> _LIST OF TASKS_:
**A)** In the linear programming post, can you change "archaeologist" to "computer scientist" and give the passage from "You know, I" to "immediately come through." with that change?
**B)** Which names head the numbered comments under the linear programming post?

> _TEXT TO READ_:
-=-=-=-=-
Type checking in Haskell is one of them: in fact, the general type
inference in Haskell is worse that NP complete: the type validation is
NP-complete; type inference is NP-hard. But on real code, it’s effectively
approximately linear. The other one is a logic problem called 3-SAT. I
once attended a great talk by a guy named Daniel Jackson, talking about
a formal specification language he’d designed called Alloy.
Alloy reduces
its specification checking to 3-SAT. Dan explained this saying: “The bad news
is, analyzing Alloy specifications is 3-SAT, so it’s exponential and NP-complete. But the good news is that analyzing Alloy specifications is 3-SAT,
so we can solve it really quickly.”)

This is getting long, so I think I’ll stop here for today. Next post, I’ll
show an implementation of the simplex algorithm, and maybe talk a little bit
about the basic idea behind the non-exponential algorithms. After that, we’ll
get back to game theory, and I’ll show how you can construct a linear
programming problem out of a game.

0 thoughts on “Linear Programming

  1. Jon Raphaelson

    You know, I think that in just 5 or so paragraphs you elucidated that more than the week and a half we spent during my undergrad algorithms class.
    My hit tips to you, sir.

    Reply
  2. Joao Natali

    Nice post!
    May I suggest in your next post the inclusion of a paragraph about Mixed Integer Linear Programming? The concept follows easily from LP, and MILP problems are, in my opinion, even more interesting.

    Reply
  3. Jarmo Jomppanen

    Daniel Jackson the archaeologist?
    Nicely done. There is something in your way of writing that makes things immediately come through.

    Reply
  4. Jim Battle

    You say, in support of constraint 4, that producing negative type 1 widgets is nonsensical. Actually, it might make sense. If you have an inventory of type 1 widgets, it may be worth it to melt them down so you can produce more of type 2 widgets.

    Reply
  5. Steve P.

    Great post. Duality might be a good “next topic” that I’d really be interested in reading.

    Reply
  6. Alok Bakshi

    Hi Mark,
    Thanks for the nice introduction of Linear programming.
    May I add one more subtle point here. Regarding your example of widget factory, I think x1 and x2 (number of type1/type2 widgets) should be defined as integer variables. Truncation of integer variables in ‘optimal solution’ is not a good idea either since it might result in an infeasible or sub-optimal solutions.
-=-=-=-=-
> _ITEMS_:
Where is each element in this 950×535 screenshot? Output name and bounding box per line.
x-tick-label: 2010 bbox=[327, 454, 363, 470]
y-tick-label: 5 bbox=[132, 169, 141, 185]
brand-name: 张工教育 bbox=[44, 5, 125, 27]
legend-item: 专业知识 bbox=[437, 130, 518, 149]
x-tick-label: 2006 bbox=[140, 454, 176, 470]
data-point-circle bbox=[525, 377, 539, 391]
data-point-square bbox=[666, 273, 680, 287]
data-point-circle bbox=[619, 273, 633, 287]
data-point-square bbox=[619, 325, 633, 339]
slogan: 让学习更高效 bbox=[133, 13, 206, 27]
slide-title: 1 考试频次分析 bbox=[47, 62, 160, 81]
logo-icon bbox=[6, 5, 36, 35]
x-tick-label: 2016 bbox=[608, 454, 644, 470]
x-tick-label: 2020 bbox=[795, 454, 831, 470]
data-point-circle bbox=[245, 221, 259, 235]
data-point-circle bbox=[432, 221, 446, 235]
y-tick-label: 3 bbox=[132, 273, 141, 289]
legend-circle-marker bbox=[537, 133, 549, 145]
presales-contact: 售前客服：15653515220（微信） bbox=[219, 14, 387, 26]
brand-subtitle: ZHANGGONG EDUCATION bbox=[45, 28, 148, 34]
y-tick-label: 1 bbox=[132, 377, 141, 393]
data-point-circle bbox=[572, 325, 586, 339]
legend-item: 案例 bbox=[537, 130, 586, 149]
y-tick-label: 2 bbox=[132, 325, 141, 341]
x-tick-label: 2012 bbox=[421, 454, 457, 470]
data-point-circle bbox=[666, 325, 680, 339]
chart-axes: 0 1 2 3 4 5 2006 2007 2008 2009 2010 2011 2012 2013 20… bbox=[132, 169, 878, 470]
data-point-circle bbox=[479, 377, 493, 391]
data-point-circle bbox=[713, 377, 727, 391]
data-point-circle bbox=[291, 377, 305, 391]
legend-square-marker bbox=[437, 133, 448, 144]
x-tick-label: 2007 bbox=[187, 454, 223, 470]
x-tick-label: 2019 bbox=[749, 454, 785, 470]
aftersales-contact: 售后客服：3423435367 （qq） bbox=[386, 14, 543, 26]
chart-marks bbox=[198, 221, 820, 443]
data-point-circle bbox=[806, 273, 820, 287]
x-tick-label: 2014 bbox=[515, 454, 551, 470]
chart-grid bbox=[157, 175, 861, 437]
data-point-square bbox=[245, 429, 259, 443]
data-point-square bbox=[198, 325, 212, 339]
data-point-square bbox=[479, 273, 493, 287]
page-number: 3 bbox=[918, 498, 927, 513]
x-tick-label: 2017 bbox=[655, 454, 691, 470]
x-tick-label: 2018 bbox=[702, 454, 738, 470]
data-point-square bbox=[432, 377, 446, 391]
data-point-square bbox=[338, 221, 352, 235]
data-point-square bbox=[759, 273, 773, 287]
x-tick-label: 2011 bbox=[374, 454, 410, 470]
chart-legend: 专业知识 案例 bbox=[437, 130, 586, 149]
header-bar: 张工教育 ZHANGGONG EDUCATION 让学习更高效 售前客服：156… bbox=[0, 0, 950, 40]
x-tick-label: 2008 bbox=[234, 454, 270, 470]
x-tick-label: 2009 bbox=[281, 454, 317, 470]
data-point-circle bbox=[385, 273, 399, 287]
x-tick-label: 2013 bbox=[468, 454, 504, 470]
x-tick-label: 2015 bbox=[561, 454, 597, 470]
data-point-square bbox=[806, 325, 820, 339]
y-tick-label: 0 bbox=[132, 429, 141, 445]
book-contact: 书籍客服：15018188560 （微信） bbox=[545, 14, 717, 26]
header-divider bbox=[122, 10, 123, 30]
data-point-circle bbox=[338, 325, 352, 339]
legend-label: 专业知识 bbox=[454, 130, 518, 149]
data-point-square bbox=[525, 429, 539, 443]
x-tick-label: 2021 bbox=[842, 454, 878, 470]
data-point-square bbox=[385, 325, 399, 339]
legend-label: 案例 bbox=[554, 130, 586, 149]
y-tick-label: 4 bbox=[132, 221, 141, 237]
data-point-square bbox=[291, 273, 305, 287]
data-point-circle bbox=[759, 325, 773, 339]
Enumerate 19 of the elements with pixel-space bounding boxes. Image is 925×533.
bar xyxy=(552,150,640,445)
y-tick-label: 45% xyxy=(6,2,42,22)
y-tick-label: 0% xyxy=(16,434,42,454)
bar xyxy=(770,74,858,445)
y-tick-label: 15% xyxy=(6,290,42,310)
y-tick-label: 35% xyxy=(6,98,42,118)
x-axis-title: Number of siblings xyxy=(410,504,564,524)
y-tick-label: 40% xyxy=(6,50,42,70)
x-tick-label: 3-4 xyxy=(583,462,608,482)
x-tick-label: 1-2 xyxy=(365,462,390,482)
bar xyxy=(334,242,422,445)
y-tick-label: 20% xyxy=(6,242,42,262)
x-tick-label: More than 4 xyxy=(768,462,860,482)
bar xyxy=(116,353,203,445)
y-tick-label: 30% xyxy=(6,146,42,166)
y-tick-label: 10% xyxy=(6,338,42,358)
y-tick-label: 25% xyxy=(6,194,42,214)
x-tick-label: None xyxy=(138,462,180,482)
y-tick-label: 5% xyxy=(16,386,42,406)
-=-=-=-=-
> _COMPLETED EXERCISE_:
**A)**
You know, I think that in just 5 or so paragraphs you elucidated that more than the week and a half we spent during my undergrad algorithms class.
    My hit tips to you, sir.

    Reply
  2. Joao Natali

    Nice post!
    May I suggest in your next post the inclusion of a paragraph about Mixed Integer Linear Programming? The concept follows easily from LP, and MILP problems are, in my opinion, even more interesting.

    Reply
  3. Jarmo Jomppanen

    Daniel Jackson the computer scientist?
    Nicely done. There is something in your way of writing that makes things immediately come through.

**B)**
Jon Raphaelson
Joao Natali
Jarmo Jomppanen
Jim Battle
Steve P.
Alok Bakshi